#### [Stated exercise]
How many lines of these entries hold the string "LEGNO"? Reply with the number alone.
^^^^
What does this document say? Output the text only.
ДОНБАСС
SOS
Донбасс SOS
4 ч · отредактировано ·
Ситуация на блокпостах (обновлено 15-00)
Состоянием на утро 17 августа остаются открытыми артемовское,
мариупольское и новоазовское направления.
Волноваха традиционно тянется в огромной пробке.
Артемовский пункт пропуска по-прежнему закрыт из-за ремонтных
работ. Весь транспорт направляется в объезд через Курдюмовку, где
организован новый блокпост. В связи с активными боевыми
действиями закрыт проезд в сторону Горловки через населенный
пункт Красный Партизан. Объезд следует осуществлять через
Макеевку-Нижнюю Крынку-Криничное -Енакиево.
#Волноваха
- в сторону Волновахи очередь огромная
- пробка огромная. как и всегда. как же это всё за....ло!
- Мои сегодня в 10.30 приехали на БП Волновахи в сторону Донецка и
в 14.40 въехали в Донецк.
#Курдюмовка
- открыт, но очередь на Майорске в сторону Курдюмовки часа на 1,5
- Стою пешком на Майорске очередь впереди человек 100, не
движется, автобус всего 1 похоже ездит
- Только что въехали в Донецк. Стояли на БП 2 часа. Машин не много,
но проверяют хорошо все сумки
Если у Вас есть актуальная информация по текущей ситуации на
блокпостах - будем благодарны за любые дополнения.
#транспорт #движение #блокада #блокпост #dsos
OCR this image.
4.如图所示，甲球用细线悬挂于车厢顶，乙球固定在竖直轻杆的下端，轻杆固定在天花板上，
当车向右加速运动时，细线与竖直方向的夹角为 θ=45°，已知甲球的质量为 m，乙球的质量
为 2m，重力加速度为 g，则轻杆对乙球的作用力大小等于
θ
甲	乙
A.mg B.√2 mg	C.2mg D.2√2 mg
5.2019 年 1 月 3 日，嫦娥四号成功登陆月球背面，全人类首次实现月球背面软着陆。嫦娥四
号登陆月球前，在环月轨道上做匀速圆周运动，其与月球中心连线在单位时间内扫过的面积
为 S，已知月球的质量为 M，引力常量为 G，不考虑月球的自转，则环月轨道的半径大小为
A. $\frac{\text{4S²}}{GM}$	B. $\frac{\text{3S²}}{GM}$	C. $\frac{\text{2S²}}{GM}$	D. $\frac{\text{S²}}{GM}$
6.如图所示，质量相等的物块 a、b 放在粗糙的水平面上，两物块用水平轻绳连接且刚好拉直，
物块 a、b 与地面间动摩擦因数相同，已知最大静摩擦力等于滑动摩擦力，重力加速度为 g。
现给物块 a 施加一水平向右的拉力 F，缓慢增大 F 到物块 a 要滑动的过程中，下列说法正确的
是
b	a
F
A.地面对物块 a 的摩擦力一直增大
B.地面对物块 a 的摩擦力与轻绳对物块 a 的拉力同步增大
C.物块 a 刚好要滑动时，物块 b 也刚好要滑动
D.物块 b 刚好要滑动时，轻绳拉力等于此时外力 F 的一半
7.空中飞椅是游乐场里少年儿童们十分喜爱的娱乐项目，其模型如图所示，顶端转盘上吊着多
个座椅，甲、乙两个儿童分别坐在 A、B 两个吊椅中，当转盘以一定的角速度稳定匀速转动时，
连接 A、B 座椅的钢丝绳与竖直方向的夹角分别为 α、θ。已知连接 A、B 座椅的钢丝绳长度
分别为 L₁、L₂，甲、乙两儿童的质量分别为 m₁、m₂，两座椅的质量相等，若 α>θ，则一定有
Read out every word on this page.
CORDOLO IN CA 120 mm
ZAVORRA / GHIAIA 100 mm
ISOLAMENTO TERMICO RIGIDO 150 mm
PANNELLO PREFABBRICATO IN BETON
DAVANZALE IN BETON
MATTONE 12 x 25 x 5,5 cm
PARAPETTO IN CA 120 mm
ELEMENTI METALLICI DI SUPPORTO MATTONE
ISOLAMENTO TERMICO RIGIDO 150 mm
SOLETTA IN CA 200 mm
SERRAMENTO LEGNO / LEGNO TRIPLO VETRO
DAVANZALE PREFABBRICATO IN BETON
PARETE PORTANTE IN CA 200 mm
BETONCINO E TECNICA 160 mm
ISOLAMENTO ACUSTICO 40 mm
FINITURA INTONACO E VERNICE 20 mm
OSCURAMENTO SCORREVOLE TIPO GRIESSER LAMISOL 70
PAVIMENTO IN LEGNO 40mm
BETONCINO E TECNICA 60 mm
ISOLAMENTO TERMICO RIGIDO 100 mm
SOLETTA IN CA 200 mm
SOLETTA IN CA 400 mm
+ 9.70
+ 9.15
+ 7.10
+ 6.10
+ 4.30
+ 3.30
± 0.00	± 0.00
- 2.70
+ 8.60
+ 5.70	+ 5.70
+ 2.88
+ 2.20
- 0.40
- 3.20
^^^^
#### [Exercise answer]
2